• [Work to be completed] Where does the string "name" appear? Copy every line of the entries below that holds it.

• [Data to use]
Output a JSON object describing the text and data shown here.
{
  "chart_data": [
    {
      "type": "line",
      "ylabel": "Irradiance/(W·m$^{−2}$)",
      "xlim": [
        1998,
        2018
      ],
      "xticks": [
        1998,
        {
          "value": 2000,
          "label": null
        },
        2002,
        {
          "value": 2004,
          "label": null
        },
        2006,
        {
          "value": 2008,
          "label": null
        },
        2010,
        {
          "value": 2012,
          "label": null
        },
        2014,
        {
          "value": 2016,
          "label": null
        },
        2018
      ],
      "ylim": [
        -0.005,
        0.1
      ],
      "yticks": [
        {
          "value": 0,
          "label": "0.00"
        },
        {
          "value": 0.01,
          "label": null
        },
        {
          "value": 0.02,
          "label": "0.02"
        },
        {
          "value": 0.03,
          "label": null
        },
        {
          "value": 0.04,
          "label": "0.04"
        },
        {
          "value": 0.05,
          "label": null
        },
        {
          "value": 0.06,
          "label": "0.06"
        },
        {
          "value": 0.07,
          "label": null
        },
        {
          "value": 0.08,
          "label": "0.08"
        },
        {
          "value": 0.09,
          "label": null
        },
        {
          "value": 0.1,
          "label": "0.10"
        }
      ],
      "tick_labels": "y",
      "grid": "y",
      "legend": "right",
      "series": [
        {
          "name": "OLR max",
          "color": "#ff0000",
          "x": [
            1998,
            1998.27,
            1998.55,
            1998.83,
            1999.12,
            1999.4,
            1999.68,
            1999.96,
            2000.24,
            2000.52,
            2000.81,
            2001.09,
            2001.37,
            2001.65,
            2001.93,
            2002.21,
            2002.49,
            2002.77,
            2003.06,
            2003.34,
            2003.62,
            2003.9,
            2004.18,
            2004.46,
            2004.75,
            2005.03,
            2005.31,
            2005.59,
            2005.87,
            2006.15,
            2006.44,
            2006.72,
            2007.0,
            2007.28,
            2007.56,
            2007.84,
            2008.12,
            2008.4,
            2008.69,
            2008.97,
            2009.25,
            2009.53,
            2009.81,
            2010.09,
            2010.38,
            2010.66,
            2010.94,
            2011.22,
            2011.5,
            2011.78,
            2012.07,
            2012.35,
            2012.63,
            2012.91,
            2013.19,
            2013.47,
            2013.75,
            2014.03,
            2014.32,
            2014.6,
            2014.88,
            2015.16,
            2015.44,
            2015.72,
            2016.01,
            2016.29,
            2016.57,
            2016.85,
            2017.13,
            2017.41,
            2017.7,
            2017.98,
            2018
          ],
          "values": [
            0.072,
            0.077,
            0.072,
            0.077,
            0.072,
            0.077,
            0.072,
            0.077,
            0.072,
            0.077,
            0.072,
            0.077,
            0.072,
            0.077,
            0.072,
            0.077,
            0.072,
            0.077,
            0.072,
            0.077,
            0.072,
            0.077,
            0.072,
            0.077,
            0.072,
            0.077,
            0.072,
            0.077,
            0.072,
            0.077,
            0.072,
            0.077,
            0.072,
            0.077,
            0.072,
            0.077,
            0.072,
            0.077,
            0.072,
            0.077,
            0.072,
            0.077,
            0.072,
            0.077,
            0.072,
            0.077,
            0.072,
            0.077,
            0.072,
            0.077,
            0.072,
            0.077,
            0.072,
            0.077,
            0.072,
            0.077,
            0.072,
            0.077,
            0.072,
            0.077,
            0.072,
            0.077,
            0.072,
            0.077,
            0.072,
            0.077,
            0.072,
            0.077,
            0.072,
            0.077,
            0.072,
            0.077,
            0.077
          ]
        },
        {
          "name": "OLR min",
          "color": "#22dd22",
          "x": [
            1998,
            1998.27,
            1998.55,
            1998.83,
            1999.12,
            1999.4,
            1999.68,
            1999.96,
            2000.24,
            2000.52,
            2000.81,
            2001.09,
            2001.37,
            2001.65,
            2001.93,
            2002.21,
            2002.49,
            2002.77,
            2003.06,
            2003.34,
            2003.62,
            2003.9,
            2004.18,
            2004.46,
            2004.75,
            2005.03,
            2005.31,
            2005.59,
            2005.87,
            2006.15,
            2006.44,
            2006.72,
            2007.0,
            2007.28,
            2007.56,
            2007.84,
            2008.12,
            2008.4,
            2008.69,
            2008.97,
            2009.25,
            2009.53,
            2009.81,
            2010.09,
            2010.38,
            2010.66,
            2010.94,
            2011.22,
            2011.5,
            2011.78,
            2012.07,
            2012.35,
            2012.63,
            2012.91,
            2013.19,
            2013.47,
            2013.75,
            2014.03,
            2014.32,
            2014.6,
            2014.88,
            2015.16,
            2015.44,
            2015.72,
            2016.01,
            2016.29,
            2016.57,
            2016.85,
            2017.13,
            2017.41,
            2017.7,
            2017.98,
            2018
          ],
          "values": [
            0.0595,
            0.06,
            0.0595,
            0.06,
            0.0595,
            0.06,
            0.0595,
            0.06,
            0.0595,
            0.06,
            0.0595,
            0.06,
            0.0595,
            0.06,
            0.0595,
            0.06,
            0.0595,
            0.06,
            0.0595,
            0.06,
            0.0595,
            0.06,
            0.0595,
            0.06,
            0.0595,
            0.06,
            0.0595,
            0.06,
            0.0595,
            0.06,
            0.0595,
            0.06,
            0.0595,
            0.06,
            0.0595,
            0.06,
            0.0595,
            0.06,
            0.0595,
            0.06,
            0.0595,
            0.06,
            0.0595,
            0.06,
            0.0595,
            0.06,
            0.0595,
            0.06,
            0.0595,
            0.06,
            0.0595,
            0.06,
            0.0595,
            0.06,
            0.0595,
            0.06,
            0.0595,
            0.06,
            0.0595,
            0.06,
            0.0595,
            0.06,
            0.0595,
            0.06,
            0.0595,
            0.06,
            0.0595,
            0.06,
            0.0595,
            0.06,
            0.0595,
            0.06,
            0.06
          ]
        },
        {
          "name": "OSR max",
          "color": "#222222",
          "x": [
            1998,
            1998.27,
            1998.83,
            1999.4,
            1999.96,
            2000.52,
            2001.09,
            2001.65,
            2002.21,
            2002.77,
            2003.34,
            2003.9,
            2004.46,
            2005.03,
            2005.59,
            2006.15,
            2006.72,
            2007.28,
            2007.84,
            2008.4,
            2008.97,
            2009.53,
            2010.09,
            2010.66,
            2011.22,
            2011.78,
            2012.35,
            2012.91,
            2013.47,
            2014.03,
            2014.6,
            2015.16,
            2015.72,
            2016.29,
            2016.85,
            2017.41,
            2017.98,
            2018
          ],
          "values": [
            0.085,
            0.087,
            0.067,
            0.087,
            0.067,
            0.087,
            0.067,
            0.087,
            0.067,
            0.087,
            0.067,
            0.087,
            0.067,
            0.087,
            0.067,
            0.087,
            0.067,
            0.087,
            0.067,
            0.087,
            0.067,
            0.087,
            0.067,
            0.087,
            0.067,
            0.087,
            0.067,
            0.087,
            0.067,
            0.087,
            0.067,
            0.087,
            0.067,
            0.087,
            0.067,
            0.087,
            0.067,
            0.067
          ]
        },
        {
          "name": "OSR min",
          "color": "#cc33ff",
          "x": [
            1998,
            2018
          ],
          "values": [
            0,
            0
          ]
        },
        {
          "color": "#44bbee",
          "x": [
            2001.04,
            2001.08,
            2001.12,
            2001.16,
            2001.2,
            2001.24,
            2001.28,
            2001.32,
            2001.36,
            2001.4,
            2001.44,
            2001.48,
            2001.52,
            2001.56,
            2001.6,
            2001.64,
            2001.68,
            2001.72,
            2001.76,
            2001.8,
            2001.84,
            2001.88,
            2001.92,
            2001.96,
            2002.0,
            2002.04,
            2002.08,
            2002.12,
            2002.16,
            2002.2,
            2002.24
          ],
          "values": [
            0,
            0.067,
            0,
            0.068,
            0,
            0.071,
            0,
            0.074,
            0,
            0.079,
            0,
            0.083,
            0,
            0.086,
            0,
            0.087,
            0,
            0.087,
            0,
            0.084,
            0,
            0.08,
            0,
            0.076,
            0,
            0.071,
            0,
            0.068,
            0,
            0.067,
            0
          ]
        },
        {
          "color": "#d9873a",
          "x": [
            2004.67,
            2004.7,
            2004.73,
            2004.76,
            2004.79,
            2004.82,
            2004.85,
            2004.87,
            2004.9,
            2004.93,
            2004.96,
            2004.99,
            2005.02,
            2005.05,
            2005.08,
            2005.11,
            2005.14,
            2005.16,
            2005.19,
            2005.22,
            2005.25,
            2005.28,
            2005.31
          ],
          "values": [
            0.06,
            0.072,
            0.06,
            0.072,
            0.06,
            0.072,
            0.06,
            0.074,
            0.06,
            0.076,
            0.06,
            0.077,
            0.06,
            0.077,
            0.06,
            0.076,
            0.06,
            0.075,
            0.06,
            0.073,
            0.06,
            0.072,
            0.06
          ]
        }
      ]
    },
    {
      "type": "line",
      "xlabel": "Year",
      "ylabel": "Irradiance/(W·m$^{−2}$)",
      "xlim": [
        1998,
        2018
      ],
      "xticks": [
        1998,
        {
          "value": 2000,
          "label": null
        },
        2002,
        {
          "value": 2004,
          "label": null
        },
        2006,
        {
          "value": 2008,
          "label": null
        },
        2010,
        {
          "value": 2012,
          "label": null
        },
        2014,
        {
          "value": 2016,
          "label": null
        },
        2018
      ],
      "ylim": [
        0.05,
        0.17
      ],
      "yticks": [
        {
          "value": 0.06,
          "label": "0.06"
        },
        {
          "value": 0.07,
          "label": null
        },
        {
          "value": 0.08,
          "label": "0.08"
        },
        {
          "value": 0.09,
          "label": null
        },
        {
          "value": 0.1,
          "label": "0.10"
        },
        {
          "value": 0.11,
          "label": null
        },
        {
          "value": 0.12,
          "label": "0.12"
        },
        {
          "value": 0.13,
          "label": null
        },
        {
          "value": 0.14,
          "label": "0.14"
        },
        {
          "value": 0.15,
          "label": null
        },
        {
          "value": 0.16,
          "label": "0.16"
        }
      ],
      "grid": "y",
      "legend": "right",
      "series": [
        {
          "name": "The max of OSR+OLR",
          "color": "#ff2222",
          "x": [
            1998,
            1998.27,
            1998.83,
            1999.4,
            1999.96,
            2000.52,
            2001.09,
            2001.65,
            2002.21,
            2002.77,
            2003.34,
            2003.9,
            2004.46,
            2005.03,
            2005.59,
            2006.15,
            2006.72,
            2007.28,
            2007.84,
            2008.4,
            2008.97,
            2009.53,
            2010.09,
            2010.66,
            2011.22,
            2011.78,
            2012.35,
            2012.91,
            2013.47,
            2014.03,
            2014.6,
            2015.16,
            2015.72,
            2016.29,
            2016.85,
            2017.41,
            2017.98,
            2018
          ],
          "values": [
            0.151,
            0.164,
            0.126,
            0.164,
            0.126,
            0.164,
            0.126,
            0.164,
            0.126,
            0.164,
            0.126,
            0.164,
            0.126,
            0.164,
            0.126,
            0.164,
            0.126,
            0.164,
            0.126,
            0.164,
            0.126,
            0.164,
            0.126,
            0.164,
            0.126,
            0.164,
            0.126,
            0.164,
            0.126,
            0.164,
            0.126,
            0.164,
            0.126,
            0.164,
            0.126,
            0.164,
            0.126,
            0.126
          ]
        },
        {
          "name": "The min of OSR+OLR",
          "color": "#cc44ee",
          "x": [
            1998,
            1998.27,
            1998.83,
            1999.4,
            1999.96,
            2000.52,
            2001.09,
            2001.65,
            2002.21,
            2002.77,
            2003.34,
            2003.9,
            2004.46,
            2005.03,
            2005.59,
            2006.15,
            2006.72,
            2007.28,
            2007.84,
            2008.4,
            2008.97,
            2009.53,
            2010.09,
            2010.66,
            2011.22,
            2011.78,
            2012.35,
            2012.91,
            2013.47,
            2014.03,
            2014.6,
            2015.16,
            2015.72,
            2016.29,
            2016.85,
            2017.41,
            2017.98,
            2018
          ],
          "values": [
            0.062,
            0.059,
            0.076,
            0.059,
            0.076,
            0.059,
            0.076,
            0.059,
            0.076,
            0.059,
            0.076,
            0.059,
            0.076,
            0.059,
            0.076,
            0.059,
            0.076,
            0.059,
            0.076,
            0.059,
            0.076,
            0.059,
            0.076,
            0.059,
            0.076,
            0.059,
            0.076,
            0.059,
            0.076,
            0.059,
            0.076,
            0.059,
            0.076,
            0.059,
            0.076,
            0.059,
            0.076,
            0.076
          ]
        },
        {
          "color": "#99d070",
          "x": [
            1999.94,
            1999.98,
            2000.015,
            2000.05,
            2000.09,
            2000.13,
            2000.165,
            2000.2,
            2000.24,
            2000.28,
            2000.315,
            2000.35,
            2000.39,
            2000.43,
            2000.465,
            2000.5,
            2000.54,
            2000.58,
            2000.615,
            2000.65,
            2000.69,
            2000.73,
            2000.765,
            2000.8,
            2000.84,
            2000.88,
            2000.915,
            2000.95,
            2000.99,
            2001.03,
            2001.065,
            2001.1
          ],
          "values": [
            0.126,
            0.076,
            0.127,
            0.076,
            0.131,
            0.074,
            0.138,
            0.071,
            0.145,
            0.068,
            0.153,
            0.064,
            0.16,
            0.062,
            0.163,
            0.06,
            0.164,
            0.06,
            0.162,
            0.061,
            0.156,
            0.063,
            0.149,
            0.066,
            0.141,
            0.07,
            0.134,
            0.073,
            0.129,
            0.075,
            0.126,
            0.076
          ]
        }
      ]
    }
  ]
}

• [Answer to this exercise]
          "name": "OLR max",
          "name": "OLR min",
          "name": "OSR max",
          "name": "OSR min",
          "name": "The max of OSR+OLR",
          "name": "The min of OSR+OLR",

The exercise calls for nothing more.